* **Set task**:
Would you output the whole listing below, exactly as it reads?

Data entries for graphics
**********
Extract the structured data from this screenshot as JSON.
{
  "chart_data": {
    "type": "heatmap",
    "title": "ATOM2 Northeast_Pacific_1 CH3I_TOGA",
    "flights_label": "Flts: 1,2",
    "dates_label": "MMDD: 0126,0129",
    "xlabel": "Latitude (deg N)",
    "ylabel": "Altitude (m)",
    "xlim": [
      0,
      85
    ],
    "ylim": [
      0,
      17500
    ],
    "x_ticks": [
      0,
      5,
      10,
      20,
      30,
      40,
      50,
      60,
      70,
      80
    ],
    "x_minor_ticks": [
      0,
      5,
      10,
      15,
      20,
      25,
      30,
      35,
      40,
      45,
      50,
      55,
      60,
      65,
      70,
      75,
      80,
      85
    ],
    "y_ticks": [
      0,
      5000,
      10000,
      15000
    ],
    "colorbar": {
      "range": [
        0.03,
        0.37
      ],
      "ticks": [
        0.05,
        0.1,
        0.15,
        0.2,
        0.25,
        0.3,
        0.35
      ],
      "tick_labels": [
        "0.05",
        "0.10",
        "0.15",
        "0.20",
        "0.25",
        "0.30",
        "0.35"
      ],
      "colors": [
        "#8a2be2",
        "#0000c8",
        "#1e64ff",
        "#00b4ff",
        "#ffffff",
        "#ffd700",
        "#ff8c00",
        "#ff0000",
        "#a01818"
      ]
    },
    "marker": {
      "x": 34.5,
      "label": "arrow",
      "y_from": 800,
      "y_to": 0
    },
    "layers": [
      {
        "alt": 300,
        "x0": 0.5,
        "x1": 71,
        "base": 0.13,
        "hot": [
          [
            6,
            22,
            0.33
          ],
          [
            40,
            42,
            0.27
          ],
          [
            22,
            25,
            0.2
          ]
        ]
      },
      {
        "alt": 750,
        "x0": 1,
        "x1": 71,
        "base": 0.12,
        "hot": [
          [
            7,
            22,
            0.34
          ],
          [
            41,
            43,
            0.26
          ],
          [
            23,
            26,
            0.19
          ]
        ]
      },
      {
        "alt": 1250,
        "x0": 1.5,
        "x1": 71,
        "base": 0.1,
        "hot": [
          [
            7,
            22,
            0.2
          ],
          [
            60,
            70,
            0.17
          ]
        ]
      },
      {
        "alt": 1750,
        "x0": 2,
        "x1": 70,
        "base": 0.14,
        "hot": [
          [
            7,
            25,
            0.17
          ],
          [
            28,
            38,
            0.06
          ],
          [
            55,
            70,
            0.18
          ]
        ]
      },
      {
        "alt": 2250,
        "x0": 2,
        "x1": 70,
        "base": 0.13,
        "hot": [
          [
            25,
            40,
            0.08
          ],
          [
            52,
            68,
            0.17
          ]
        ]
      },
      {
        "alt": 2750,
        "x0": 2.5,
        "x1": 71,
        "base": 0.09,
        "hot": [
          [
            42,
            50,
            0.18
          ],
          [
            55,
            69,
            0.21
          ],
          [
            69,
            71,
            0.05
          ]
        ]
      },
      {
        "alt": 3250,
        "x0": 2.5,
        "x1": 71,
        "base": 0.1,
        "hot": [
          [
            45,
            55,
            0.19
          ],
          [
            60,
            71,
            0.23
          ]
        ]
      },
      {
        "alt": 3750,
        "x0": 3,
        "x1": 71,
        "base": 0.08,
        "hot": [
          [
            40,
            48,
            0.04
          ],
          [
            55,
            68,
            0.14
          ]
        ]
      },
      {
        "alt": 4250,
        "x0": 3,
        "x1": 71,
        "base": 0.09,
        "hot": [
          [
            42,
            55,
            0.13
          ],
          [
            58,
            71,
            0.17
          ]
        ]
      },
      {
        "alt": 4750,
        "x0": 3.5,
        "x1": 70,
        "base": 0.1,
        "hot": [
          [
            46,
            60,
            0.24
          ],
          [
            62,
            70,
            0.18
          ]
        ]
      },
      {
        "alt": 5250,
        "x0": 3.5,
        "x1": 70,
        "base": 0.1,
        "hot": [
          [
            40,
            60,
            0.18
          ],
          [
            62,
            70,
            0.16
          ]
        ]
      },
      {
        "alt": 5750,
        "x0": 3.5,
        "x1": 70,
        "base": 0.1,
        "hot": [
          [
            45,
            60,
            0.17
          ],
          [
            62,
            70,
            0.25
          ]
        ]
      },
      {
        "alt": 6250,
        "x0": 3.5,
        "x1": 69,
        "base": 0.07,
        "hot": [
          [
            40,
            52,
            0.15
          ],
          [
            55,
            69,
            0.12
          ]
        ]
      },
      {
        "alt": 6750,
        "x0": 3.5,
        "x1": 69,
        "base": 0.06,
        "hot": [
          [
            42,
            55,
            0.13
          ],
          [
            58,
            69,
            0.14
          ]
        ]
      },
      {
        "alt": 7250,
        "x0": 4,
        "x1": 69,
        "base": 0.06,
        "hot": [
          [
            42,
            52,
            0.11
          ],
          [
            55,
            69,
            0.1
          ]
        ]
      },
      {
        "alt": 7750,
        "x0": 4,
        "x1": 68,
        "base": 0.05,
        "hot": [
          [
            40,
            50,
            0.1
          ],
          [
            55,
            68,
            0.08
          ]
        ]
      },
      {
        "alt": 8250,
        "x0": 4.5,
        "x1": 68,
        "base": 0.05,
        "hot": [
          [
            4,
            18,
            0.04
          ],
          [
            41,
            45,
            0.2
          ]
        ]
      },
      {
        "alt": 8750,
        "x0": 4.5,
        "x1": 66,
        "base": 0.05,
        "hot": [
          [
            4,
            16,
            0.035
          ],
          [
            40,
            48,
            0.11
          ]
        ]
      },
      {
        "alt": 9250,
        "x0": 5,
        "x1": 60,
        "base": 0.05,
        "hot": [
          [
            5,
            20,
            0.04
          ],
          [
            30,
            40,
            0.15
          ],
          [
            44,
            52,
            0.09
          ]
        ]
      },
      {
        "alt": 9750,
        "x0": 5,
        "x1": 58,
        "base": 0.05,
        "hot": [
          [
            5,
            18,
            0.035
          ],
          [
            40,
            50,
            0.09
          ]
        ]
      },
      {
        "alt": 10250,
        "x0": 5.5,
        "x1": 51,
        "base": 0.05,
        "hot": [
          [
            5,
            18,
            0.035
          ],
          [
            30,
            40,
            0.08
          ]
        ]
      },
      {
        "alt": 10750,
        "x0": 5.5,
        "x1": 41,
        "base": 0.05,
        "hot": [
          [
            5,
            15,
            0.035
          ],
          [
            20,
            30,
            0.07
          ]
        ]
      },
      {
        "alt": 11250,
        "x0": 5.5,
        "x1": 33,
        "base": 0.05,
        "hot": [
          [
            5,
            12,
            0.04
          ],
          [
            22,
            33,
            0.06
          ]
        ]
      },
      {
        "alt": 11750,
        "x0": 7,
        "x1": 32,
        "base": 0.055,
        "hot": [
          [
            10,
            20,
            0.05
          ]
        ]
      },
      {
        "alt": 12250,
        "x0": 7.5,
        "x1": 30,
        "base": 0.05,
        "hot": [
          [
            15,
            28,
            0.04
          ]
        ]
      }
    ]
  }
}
**********
* **Exercise solution**:
Extract the structured data from this screenshot as JSON.
{
  "chart_data": {
    "type": "heatmap",
    "title": "ATOM2 Northeast_Pacific_1 CH3I_TOGA",
    "flights_label": "Flts: 1,2",
    "dates_label": "MMDD: 0126,0129",
    "xlabel": "Latitude (deg N)",
    "ylabel": "Altitude (m)",
    "xlim": [
      0,
      85
    ],
    "ylim": [
      0,
      17500
    ],
    "x_ticks": [
      0,
      5,
      10,
      20,
      30,
      40,
      50,
      60,
      70,
      80
    ],
    "x_minor_ticks": [
      0,
      5,
      10,
      15,
      20,
      25,
      30,
      35,
      40,
      45,
      50,
      55,
      60,
      65,
      70,
      75,
      80,
      85
    ],
    "y_ticks": [
      0,
      5000,
      10000,
      15000
    ],
    "colorbar": {
      "range": [
        0.03,
        0.37
      ],
      "ticks": [
        0.05,
        0.1,
        0.15,
        0.2,
        0.25,
        0.3,
        0.35
      ],
      "tick_labels": [
        "0.05",
        "0.10",
        "0.15",
        "0.20",
        "0.25",
        "0.30",
        "0.35"
      ],
      "colors": [
        "#8a2be2",
        "#0000c8",
        "#1e64ff",
        "#00b4ff",
        "#ffffff",
        "#ffd700",
        "#ff8c00",
        "#ff0000",
        "#a01818"
      ]
    },
    "marker": {
      "x": 34.5,
      "label": "arrow",
      "y_from": 800,
      "y_to": 0
    },
    "layers": [
      {
        "alt": 300,
        "x0": 0.5,
        "x1": 71,
        "base": 0.13,
        "hot": [
          [
            6,
            22,
            0.33
          ],
          [
            40,
            42,
            0.27
          ],
          [
            22,
            25,
            0.2
          ]
        ]
      },
      {
        "alt": 750,
        "x0": 1,
        "x1": 71,
        "base": 0.12,
        "hot": [
          [
            7,
            22,
            0.34
          ],
          [
            41,
            43,
            0.26
          ],
          [
            23,
            26,
            0.19
          ]
        ]
      },
      {
        "alt": 1250,
        "x0": 1.5,
        "x1": 71,
        "base": 0.1,
        "hot": [
          [
            7,
            22,
            0.2
          ],
          [
            60,
            70,
            0.17
          ]
        ]
      },
      {
        "alt": 1750,
        "x0": 2,
        "x1": 70,
        "base": 0.14,
        "hot": [
          [
            7,
            25,
            0.17
          ],
          [
            28,
            38,
            0.06
          ],
          [
            55,
            70,
            0.18
          ]
        ]
      },
      {
        "alt": 2250,
        "x0": 2,
        "x1": 70,
        "base": 0.13,
        "hot": [
          [
            25,
            40,
            0.08
          ],
          [
            52,
            68,
            0.17
          ]
        ]
      },
      {
        "alt": 2750,
        "x0": 2.5,
        "x1": 71,
        "base": 0.09,
        "hot": [
          [
            42,
            50,
            0.18
          ],
          [
            55,
            69,
            0.21
          ],
          [
            69,
            71,
            0.05
          ]
        ]
      },
      {
        "alt": 3250,
        "x0": 2.5,
        "x1": 71,
        "base": 0.1,
        "hot": [
          [
            45,
            55,
            0.19
          ],
          [
            60,
            71,
            0.23
          ]
        ]
      },
      {
        "alt": 3750,
        "x0": 3,
        "x1": 71,
        "base": 0.08,
        "hot": [
          [
            40,
            48,
            0.04
          ],
          [
            55,
            68,
            0.14
          ]
        ]
      },
      {
        "alt": 4250,
        "x0": 3,
        "x1": 71,
        "base": 0.09,
        "hot": [
          [
            42,
            55,
            0.13
          ],
          [
            58,
            71,
            0.17
          ]
        ]
      },
      {
        "alt": 4750,
        "x0": 3.5,
        "x1": 70,
        "base": 0.1,
        "hot": [
          [
            46,
            60,
            0.24
          ],
          [
            62,
            70,
            0.18
          ]
        ]
      },
      {
        "alt": 5250,
        "x0": 3.5,
        "x1": 70,
        "base": 0.1,
        "hot": [
          [
            40,
            60,
            0.18
          ],
          [
            62,
            70,
            0.16
          ]
        ]
      },
      {
        "alt": 5750,
        "x0": 3.5,
        "x1": 70,
        "base": 0.1,
        "hot": [
          [
            45,
            60,
            0.17
          ],
          [
            62,
            70,
            0.25
          ]
        ]
      },
      {
        "alt": 6250,
        "x0": 3.5,
        "x1": 69,
        "base": 0.07,
        "hot": [
          [
            40,
            52,
            0.15
          ],
          [
            55,
            69,
            0.12
          ]
        ]
      },
      {
        "alt": 6750,
        "x0": 3.5,
        "x1": 69,
        "base": 0.06,
        "hot": [
          [
            42,
            55,
            0.13
          ],
          [
            58,
            69,
            0.14
          ]
        ]
      },
      {
        "alt": 7250,
        "x0": 4,
        "x1": 69,
        "base": 0.06,
        "hot": [
          [
            42,
            52,
            0.11
          ],
          [
            55,
            69,
            0.1
          ]
        ]
      },
      {
        "alt": 7750,
        "x0": 4,
        "x1": 68,
        "base": 0.05,
        "hot": [
          [
            40,
            50,
            0.1
          ],
          [
            55,
            68,
            0.08
          ]
        ]
      },
      {
        "alt": 8250,
        "x0": 4.5,
        "x1": 68,
        "base": 0.05,
        "hot": [
          [
            4,
            18,
            0.04
          ],
          [
            41,
            45,
            0.2
          ]
        ]
      },
      {
        "alt": 8750,
        "x0": 4.5,
        "x1": 66,
        "base": 0.05,
        "hot": [
          [
            4,
            16,
            0.035
          ],
          [
            40,
            48,
            0.11
          ]
        ]
      },
      {
        "alt": 9250,
        "x0": 5,
        "x1": 60,
        "base": 0.05,
        "hot": [
          [
            5,
            20,
            0.04
          ],
          [
            30,
            40,
            0.15
          ],
          [
            44,
            52,
            0.09
          ]
        ]
      },
      {
        "alt": 9750,
        "x0": 5,
        "x1": 58,
        "base": 0.05,
        "hot": [
          [
            5,
            18,
            0.035
          ],
          [
            40,
            50,
            0.09
          ]
        ]
      },
      {
        "alt": 10250,
        "x0": 5.5,
        "x1": 51,
        "base": 0.05,
        "hot": [
          [
            5,
            18,
            0.035
          ],
          [
            30,
            40,
            0.08
          ]
        ]
      },
      {
        "alt": 10750,
        "x0": 5.5,
        "x1": 41,
        "base": 0.05,
        "hot": [
          [
            5,
            15,
            0.035
          ],
          [
            20,
            30,
            0.07
          ]
        ]
      },
      {
        "alt": 11250,
        "x0": 5.5,
        "x1": 33,
        "base": 0.05,
        "hot": [
          [
            5,
            12,
            0.04
          ],
          [
            22,
            33,
            0.06
          ]
        ]
      },
      {
        "alt": 11750,
        "x0": 7,
        "x1": 32,
        "base": 0.055,
        "hot": [
          [
            10,
            20,
            0.05
          ]
        ]
      },
      {
        "alt": 12250,
        "x0": 7.5,
        "x1": 30,
        "base": 0.05,
        "hot": [
          [
            15,
            28,
            0.04
          ]
        ]
      }
    ]
  }
}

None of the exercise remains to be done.